MATERIAL —
━━━━━━━━━━━━━━━━━━━━━━━━━━━━━━

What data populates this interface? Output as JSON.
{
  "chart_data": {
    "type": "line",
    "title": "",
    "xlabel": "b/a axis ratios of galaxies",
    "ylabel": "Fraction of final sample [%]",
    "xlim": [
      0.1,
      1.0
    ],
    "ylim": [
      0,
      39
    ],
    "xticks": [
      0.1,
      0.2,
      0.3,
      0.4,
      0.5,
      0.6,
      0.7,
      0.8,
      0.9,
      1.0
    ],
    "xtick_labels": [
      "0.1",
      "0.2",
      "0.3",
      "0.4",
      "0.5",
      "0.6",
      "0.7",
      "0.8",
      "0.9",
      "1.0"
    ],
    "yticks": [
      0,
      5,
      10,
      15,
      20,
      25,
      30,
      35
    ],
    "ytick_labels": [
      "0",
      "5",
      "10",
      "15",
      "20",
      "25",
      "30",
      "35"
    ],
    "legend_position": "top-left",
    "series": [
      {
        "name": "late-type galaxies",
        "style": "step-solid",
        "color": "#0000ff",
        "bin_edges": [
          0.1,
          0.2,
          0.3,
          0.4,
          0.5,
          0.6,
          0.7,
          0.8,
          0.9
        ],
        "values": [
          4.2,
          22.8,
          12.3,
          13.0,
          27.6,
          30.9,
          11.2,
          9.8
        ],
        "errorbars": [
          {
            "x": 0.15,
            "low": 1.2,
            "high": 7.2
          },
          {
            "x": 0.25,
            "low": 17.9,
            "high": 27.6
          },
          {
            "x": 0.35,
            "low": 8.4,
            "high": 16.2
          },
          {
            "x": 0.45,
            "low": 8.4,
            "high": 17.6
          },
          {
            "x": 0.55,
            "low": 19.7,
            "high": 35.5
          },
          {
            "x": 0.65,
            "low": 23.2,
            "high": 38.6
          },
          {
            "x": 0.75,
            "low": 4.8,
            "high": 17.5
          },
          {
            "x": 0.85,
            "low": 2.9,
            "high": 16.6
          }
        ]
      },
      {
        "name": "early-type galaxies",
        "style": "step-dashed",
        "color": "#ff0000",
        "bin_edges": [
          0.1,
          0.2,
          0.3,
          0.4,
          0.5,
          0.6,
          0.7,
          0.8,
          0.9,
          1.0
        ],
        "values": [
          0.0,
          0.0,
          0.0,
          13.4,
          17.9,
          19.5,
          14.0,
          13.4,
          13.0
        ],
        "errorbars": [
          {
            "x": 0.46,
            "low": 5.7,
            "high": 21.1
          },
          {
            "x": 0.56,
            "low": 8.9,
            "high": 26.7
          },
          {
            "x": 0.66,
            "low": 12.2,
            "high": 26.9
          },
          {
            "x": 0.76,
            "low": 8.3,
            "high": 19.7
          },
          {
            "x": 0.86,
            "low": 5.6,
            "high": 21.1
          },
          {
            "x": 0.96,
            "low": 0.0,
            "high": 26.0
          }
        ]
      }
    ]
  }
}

━━━━━━━━━━━━━━━━━━━━━━━━━━━━━━

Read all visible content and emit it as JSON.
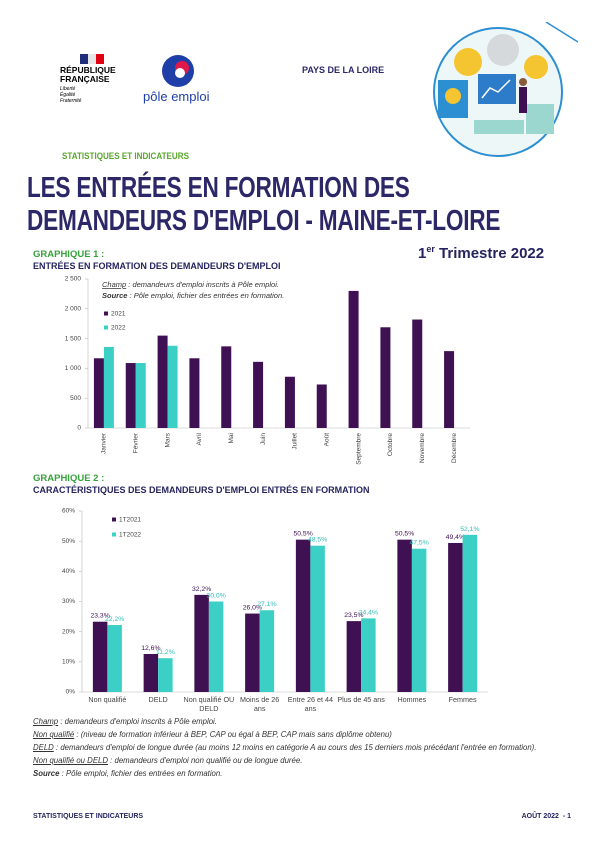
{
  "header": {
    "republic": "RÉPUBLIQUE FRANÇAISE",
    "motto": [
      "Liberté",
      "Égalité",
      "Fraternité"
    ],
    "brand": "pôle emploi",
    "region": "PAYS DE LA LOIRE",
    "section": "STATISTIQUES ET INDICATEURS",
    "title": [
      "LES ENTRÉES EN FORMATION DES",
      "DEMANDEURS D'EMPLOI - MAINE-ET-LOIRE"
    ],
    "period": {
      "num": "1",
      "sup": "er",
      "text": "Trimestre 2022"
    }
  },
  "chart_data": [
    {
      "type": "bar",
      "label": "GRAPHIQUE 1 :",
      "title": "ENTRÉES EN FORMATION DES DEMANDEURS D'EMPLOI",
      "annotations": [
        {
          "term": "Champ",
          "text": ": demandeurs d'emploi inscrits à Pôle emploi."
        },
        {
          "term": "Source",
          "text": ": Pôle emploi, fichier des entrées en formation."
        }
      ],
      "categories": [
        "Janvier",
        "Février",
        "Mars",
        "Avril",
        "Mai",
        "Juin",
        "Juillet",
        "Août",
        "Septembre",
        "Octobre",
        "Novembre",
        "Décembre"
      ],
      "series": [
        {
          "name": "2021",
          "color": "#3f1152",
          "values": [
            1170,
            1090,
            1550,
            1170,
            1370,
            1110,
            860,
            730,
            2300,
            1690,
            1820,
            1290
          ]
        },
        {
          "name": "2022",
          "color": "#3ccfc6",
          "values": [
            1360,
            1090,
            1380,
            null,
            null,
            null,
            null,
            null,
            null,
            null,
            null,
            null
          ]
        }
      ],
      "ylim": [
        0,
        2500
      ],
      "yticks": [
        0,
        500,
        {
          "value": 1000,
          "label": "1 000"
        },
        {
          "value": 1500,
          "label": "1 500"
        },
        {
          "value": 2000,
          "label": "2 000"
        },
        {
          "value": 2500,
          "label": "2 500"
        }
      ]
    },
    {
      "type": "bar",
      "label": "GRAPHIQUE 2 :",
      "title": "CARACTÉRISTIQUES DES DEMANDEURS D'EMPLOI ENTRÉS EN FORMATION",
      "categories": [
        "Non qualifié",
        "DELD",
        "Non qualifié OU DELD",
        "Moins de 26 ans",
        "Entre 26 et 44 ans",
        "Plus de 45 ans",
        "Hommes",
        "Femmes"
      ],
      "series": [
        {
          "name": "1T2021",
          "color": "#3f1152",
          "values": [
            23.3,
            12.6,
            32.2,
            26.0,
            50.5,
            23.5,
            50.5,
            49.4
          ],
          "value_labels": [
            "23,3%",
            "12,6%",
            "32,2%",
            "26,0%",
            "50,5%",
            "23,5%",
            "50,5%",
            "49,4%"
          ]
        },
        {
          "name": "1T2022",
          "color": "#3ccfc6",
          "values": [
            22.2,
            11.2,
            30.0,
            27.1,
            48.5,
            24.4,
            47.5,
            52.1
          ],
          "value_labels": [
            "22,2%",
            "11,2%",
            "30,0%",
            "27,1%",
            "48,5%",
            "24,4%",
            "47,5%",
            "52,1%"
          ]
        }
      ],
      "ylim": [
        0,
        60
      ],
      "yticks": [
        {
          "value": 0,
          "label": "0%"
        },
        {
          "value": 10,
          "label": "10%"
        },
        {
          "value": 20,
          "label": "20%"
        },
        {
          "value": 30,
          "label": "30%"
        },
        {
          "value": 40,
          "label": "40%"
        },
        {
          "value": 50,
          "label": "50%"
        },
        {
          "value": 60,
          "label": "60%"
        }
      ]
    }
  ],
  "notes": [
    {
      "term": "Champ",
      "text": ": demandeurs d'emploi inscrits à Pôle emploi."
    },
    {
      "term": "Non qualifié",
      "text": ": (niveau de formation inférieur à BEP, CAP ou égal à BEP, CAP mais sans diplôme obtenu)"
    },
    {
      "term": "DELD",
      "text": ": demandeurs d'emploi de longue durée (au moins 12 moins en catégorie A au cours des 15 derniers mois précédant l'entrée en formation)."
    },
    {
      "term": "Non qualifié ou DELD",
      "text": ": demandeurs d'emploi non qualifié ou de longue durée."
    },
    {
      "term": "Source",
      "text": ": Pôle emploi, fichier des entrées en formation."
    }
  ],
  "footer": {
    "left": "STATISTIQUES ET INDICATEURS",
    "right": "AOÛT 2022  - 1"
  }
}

━━━━━━━━━━━━━━━━━━━━━━━━━━━━━━

GOAL —
Return only the number of lines in the data above that include the word "qualifié".

WORKED SOLUTION —
5